Print the records below word for word, but leave out the pictures.
++++
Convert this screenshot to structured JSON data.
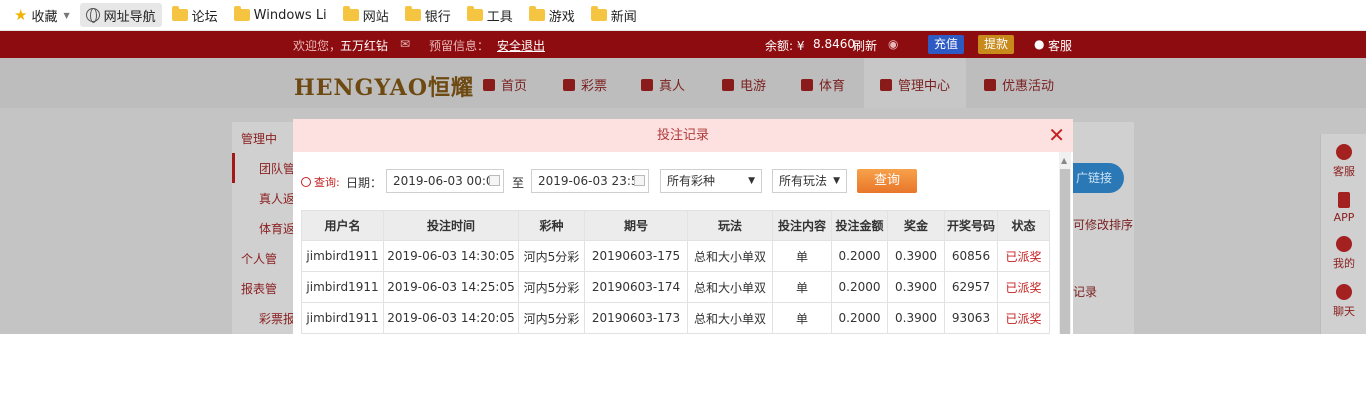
{
  "bookmarks": {
    "favorites_label": "收藏",
    "items": [
      {
        "label": "网址导航",
        "icon": "globe-icon",
        "active": true
      },
      {
        "label": "论坛",
        "icon": "folder-icon"
      },
      {
        "label": "Windows Li",
        "icon": "folder-icon"
      },
      {
        "label": "网站",
        "icon": "folder-icon"
      },
      {
        "label": "银行",
        "icon": "folder-icon"
      },
      {
        "label": "工具",
        "icon": "folder-icon"
      },
      {
        "label": "游戏",
        "icon": "folder-icon"
      },
      {
        "label": "新闻",
        "icon": "folder-icon"
      }
    ]
  },
  "topbar": {
    "welcome": "欢迎您，",
    "username": "五万红钻",
    "notice_label": "预留信息：",
    "logout": "安全退出",
    "balance_label": "余额: ¥",
    "balance": "8.8460",
    "refresh": "刷新",
    "deposit": "充值",
    "withdraw": "提款",
    "service": "客服",
    "colors": {
      "bg": "#8d0c10",
      "deposit": "#2e5ac4",
      "withdraw": "#c98a1c"
    }
  },
  "nav": {
    "logo": "HENGYAO恒耀",
    "items": [
      "首页",
      "彩票",
      "真人",
      "电游",
      "体育",
      "管理中心",
      "优惠活动"
    ]
  },
  "sidebar": {
    "items": [
      "管理中",
      "团队管",
      "真人返",
      "体育返",
      "个人管",
      "报表管",
      "彩票报"
    ]
  },
  "right_card": {
    "button": "广链接",
    "text1": "可修改排序",
    "text2": "记录"
  },
  "right_panel": {
    "items": [
      "客服",
      "APP",
      "我的",
      "聊天"
    ]
  },
  "modal": {
    "title": "投注记录",
    "close": "✕",
    "filter": {
      "query_label": "查询:",
      "date_label": "日期：",
      "start_date": "2019-06-03 00:0",
      "to_label": "至",
      "end_date": "2019-06-03 23:5",
      "lottery_select": "所有彩种",
      "play_select": "所有玩法",
      "search_button": "查询"
    },
    "table": {
      "headers": [
        "用户名",
        "投注时间",
        "彩种",
        "期号",
        "玩法",
        "投注内容",
        "投注金额",
        "奖金",
        "开奖号码",
        "状态"
      ],
      "rows": [
        [
          "jimbird1911",
          "2019-06-03 14:30:05",
          "河内5分彩",
          "20190603-175",
          "总和大小单双",
          "单",
          "0.2000",
          "0.3900",
          "60856",
          "已派奖"
        ],
        [
          "jimbird1911",
          "2019-06-03 14:25:05",
          "河内5分彩",
          "20190603-174",
          "总和大小单双",
          "单",
          "0.2000",
          "0.3900",
          "62957",
          "已派奖"
        ],
        [
          "jimbird1911",
          "2019-06-03 14:20:05",
          "河内5分彩",
          "20190603-173",
          "总和大小单双",
          "单",
          "0.2000",
          "0.3900",
          "93063",
          "已派奖"
        ]
      ]
    }
  }
}
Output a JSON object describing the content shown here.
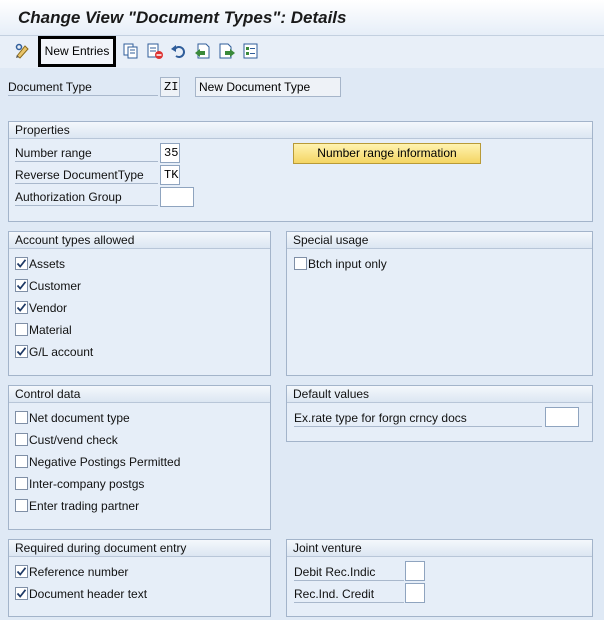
{
  "title": "Change View \"Document Types\": Details",
  "toolbar": {
    "new_entries": "New Entries",
    "icons": [
      "display-change-icon",
      "copy-icon",
      "delete-icon",
      "undo-icon",
      "previous-entry-icon",
      "next-entry-icon",
      "select-all-icon"
    ]
  },
  "header": {
    "doc_type_label": "Document Type",
    "doc_type_value": "ZI",
    "doc_type_desc": "New Document Type"
  },
  "properties": {
    "title": "Properties",
    "number_range_label": "Number range",
    "number_range_value": "35",
    "reverse_label": "Reverse DocumentType",
    "reverse_value": "TK",
    "auth_label": "Authorization Group",
    "auth_value": "",
    "nr_info_button": "Number range information"
  },
  "account_types": {
    "title": "Account types allowed",
    "items": [
      {
        "label": "Assets",
        "checked": true
      },
      {
        "label": "Customer",
        "checked": true
      },
      {
        "label": "Vendor",
        "checked": true
      },
      {
        "label": "Material",
        "checked": false
      },
      {
        "label": "G/L account",
        "checked": true
      }
    ]
  },
  "special_usage": {
    "title": "Special usage",
    "items": [
      {
        "label": "Btch input only",
        "checked": false
      }
    ]
  },
  "control_data": {
    "title": "Control data",
    "items": [
      {
        "label": "Net document type",
        "checked": false
      },
      {
        "label": "Cust/vend check",
        "checked": false
      },
      {
        "label": "Negative Postings Permitted",
        "checked": false
      },
      {
        "label": "Inter-company postgs",
        "checked": false
      },
      {
        "label": "Enter trading partner",
        "checked": false
      }
    ]
  },
  "default_values": {
    "title": "Default values",
    "ex_rate_label": "Ex.rate type for forgn crncy docs",
    "ex_rate_value": ""
  },
  "required_entry": {
    "title": "Required during document entry",
    "items": [
      {
        "label": "Reference number",
        "checked": true
      },
      {
        "label": "Document header text",
        "checked": true
      }
    ]
  },
  "joint_venture": {
    "title": "Joint venture",
    "debit_label": "Debit Rec.Indic",
    "debit_value": "",
    "credit_label": "Rec.Ind. Credit",
    "credit_value": ""
  },
  "colors": {
    "background": "#dfe9f5",
    "button_yellow": "#f4d564",
    "group_border": "#a3b4ca"
  }
}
++++
▶ Task output
Convert this screenshot to structured JSON data.
{
  "bookmarks": {
    "favorites_label": "收藏",
    "items": [
      {
        "label": "网址导航",
        "icon": "globe-icon",
        "active": true
      },
      {
        "label": "论坛",
        "icon": "folder-icon"
      },
      {
        "label": "Windows Li",
        "icon": "folder-icon"
      },
      {
        "label": "网站",
        "icon": "folder-icon"
      },
      {
        "label": "银行",
        "icon": "folder-icon"
      },
      {
        "label": "工具",
        "icon": "folder-icon"
      },
      {
        "label": "游戏",
        "icon": "folder-icon"
      },
      {
        "label": "新闻",
        "icon": "folder-icon"
      }
    ]
  },
  "topbar": {
    "welcome": "欢迎您，",
    "username": "五万红钻",
    "notice_label": "预留信息：",
    "logout": "安全退出",
    "balance_label": "余额: ¥",
    "balance": "8.8460",
    "refresh": "刷新",
    "deposit": "充值",
    "withdraw": "提款",
    "service": "客服",
    "colors": {
      "bg": "#8d0c10",
      "deposit": "#2e5ac4",
      "withdraw": "#c98a1c"
    }
  },
  "nav": {
    "logo": "HENGYAO恒耀",
    "items": [
      "首页",
      "彩票",
      "真人",
      "电游",
      "体育",
      "管理中心",
      "优惠活动"
    ]
  },
  "sidebar": {
    "items": [
      "管理中",
      "团队管",
      "真人返",
      "体育返",
      "个人管",
      "报表管",
      "彩票报"
    ]
  },
  "right_card": {
    "button": "广链接",
    "text1": "可修改排序",
    "text2": "记录"
  },
  "right_panel": {
    "items": [
      "客服",
      "APP",
      "我的",
      "聊天"
    ]
  },
  "modal": {
    "title": "投注记录",
    "close": "✕",
    "filter": {
      "query_label": "查询:",
      "date_label": "日期：",
      "start_date": "2019-06-03 00:0",
      "to_label": "至",
      "end_date": "2019-06-03 23:5",
      "lottery_select": "所有彩种",
      "play_select": "所有玩法",
      "search_button": "查询"
    },
    "table": {
      "headers": [
        "用户名",
        "投注时间",
        "彩种",
        "期号",
        "玩法",
        "投注内容",
        "投注金额",
        "奖金",
        "开奖号码",
        "状态"
      ],
      "rows": [
        [
          "jimbird1911",
          "2019-06-03 14:30:05",
          "河内5分彩",
          "20190603-175",
          "总和大小单双",
          "单",
          "0.2000",
          "0.3900",
          "60856",
          "已派奖"
        ],
        [
          "jimbird1911",
          "2019-06-03 14:25:05",
          "河内5分彩",
          "20190603-174",
          "总和大小单双",
          "单",
          "0.2000",
          "0.3900",
          "62957",
          "已派奖"
        ],
        [
          "jimbird1911",
          "2019-06-03 14:20:05",
          "河内5分彩",
          "20190603-173",
          "总和大小单双",
          "单",
          "0.2000",
          "0.3900",
          "93063",
          "已派奖"
        ]
      ]
    }
  }
}
Output a JSON object describing the content shown here.
{
  "title": "Change View \"Document Types\": Details",
  "toolbar": {
    "new_entries": "New Entries",
    "icons": [
      "display-change-icon",
      "copy-icon",
      "delete-icon",
      "undo-icon",
      "previous-entry-icon",
      "next-entry-icon",
      "select-all-icon"
    ]
  },
  "header": {
    "doc_type_label": "Document Type",
    "doc_type_value": "ZI",
    "doc_type_desc": "New Document Type"
  },
  "properties": {
    "title": "Properties",
    "number_range_label": "Number range",
    "number_range_value": "35",
    "reverse_label": "Reverse DocumentType",
    "reverse_value": "TK",
    "auth_label": "Authorization Group",
    "auth_value": "",
    "nr_info_button": "Number range information"
  },
  "account_types": {
    "title": "Account types allowed",
    "items": [
      {
        "label": "Assets",
        "checked": true
      },
      {
        "label": "Customer",
        "checked": true
      },
      {
        "label": "Vendor",
        "checked": true
      },
      {
        "label": "Material",
        "checked": false
      },
      {
        "label": "G/L account",
        "checked": true
      }
    ]
  },
  "special_usage": {
    "title": "Special usage",
    "items": [
      {
        "label": "Btch input only",
        "checked": false
      }
    ]
  },
  "control_data": {
    "title": "Control data",
    "items": [
      {
        "label": "Net document type",
        "checked": false
      },
      {
        "label": "Cust/vend check",
        "checked": false
      },
      {
        "label": "Negative Postings Permitted",
        "checked": false
      },
      {
        "label": "Inter-company postgs",
        "checked": false
      },
      {
        "label": "Enter trading partner",
        "checked": false
      }
    ]
  },
  "default_values": {
    "title": "Default values",
    "ex_rate_label": "Ex.rate type for forgn crncy docs",
    "ex_rate_value": ""
  },
  "required_entry": {
    "title": "Required during document entry",
    "items": [
      {
        "label": "Reference number",
        "checked": true
      },
      {
        "label": "Document header text",
        "checked": true
      }
    ]
  },
  "joint_venture": {
    "title": "Joint venture",
    "debit_label": "Debit Rec.Indic",
    "debit_value": "",
    "credit_label": "Rec.Ind. Credit",
    "credit_value": ""
  },
  "colors": {
    "background": "#dfe9f5",
    "button_yellow": "#f4d564",
    "group_border": "#a3b4ca"
  }
}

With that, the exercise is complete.